What is asked – Nothing in the data should change when you return it, but leave the pictures out.

Items from a data source –
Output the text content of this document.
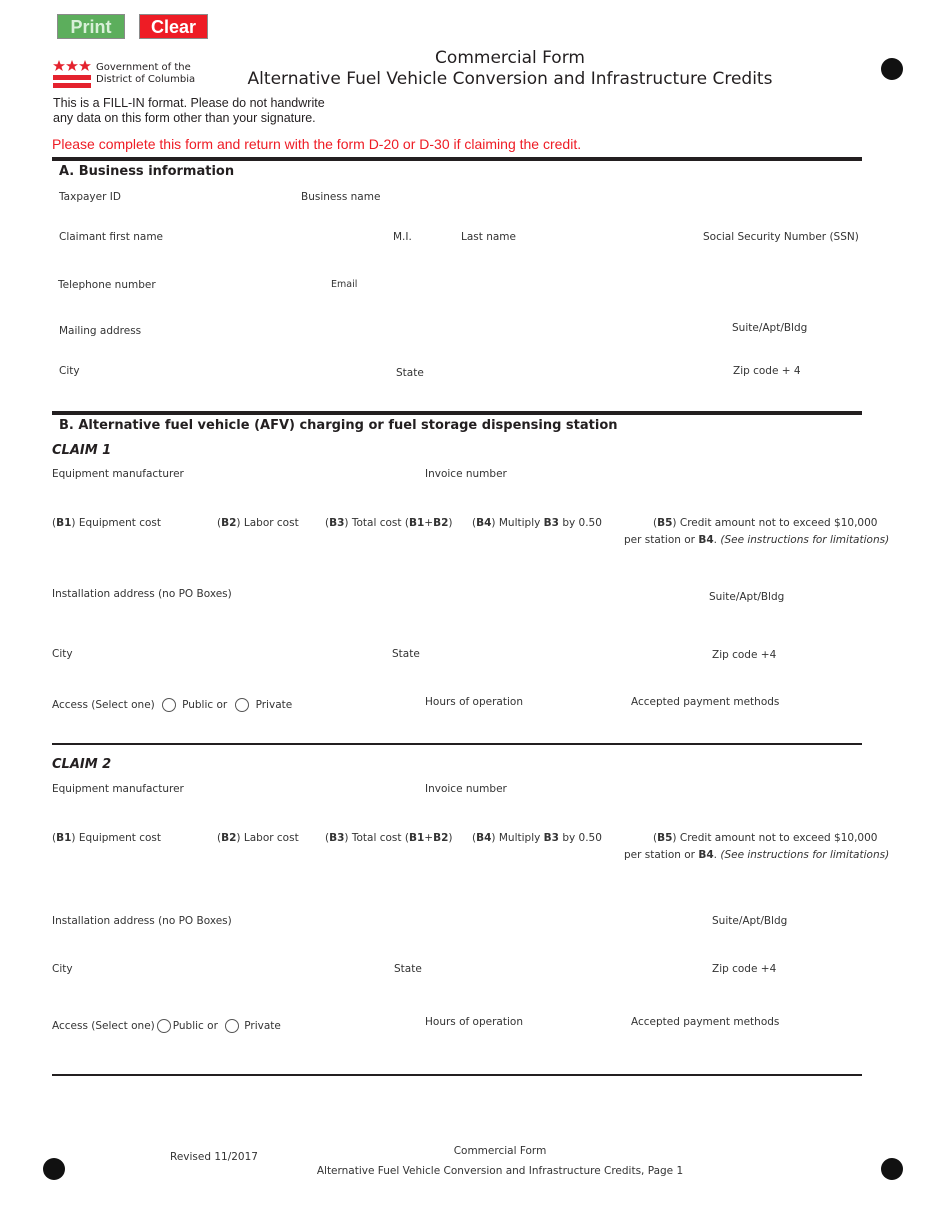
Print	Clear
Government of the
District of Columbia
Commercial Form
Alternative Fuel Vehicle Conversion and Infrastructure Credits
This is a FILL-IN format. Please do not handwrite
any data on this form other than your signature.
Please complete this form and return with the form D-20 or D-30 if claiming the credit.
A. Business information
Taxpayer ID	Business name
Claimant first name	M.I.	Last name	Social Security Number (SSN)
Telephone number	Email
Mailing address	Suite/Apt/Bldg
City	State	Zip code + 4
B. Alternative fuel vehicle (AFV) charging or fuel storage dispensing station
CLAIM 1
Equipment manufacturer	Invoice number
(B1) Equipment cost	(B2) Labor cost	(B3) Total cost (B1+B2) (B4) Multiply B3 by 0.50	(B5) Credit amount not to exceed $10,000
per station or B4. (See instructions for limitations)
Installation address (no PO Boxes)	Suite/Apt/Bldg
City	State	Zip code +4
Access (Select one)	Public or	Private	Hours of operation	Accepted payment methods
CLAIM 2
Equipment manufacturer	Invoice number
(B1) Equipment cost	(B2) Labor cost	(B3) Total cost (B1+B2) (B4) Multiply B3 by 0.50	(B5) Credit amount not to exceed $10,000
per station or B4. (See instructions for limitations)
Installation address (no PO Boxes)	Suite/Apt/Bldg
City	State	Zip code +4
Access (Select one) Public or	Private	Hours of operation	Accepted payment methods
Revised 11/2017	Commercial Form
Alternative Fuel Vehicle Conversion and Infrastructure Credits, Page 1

Result for this task –
Output the text content of this document.
Print	Clear
Government of the
District of Columbia
Commercial Form
Alternative Fuel Vehicle Conversion and Infrastructure Credits
This is a FILL-IN format. Please do not handwrite
any data on this form other than your signature.
Please complete this form and return with the form D-20 or D-30 if claiming the credit.
A. Business information
Taxpayer ID	Business name
Claimant first name	M.I.	Last name	Social Security Number (SSN)
Telephone number	Email
Mailing address	Suite/Apt/Bldg
City	State	Zip code + 4
B. Alternative fuel vehicle (AFV) charging or fuel storage dispensing station
CLAIM 1
Equipment manufacturer	Invoice number
(B1) Equipment cost	(B2) Labor cost	(B3) Total cost (B1+B2) (B4) Multiply B3 by 0.50	(B5) Credit amount not to exceed $10,000
per station or B4. (See instructions for limitations)
Installation address (no PO Boxes)	Suite/Apt/Bldg
City	State	Zip code +4
Access (Select one)	Public or	Private	Hours of operation	Accepted payment methods
CLAIM 2
Equipment manufacturer	Invoice number
(B1) Equipment cost	(B2) Labor cost	(B3) Total cost (B1+B2) (B4) Multiply B3 by 0.50	(B5) Credit amount not to exceed $10,000
per station or B4. (See instructions for limitations)
Installation address (no PO Boxes)	Suite/Apt/Bldg
City	State	Zip code +4
Access (Select one) Public or	Private	Hours of operation	Accepted payment methods
Revised 11/2017	Commercial Form
Alternative Fuel Vehicle Conversion and Infrastructure Credits, Page 1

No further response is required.